[Data entries]
· · · ·

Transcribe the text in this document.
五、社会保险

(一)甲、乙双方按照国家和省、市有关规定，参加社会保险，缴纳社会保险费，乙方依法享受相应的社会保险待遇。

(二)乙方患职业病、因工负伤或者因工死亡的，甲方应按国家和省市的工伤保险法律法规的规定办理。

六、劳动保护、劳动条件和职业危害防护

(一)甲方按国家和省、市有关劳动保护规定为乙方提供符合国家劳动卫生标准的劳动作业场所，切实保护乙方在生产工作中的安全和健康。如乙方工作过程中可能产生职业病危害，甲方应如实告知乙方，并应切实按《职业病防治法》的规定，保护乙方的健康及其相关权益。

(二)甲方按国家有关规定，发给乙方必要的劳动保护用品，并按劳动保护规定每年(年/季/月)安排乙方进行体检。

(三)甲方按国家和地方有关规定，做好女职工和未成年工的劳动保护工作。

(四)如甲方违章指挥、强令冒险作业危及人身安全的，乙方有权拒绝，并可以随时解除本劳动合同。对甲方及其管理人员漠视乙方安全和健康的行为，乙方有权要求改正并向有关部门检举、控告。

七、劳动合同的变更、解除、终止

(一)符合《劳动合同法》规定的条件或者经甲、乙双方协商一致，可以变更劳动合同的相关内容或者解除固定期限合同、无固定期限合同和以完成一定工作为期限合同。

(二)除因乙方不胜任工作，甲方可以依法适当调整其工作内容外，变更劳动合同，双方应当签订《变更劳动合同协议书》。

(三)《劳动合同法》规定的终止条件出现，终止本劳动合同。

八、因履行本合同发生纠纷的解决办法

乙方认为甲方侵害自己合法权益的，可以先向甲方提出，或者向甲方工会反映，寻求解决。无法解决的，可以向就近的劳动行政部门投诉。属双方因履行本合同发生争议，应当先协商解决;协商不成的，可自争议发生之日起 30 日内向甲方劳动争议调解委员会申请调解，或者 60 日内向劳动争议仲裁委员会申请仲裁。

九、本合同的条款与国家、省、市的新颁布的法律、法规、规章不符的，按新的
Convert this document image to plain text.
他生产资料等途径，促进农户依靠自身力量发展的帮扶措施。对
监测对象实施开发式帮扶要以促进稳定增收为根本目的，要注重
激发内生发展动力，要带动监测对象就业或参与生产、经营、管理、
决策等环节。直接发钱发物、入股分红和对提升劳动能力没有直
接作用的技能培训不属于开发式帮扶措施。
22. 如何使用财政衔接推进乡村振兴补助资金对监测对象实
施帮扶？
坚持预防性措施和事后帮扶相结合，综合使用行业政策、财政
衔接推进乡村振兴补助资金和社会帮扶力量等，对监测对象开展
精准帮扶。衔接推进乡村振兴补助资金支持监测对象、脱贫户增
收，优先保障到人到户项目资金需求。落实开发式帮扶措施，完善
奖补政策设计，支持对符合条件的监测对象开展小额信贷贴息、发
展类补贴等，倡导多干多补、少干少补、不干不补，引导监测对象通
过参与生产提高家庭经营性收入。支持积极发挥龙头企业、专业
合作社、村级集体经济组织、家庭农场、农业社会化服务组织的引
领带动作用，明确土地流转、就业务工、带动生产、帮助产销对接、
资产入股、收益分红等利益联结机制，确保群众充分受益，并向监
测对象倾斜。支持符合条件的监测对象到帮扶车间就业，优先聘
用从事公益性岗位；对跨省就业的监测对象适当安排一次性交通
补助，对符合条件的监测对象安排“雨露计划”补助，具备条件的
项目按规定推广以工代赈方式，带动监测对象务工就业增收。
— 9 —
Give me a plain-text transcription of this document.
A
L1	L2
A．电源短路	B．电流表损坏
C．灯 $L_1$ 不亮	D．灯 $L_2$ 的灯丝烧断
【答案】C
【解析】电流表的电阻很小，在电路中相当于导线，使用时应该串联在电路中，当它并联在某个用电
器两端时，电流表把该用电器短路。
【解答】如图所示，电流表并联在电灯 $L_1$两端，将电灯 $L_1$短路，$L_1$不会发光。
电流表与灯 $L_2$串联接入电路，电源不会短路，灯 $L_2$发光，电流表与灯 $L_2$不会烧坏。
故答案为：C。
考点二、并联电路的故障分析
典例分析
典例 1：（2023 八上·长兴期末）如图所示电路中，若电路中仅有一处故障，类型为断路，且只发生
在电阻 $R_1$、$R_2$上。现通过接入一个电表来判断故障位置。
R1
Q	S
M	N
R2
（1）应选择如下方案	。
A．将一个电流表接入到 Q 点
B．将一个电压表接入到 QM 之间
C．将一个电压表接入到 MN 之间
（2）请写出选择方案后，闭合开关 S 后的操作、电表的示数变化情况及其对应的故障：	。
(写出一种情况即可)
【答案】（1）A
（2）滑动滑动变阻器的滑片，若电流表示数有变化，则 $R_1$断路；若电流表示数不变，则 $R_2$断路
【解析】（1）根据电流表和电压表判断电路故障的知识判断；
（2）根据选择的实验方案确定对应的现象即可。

· · · ·

Extract lines where the string "this" occurs.

Transcribe the text in this document.
Convert this document image to plain text.
Give me a plain-text transcription of this document.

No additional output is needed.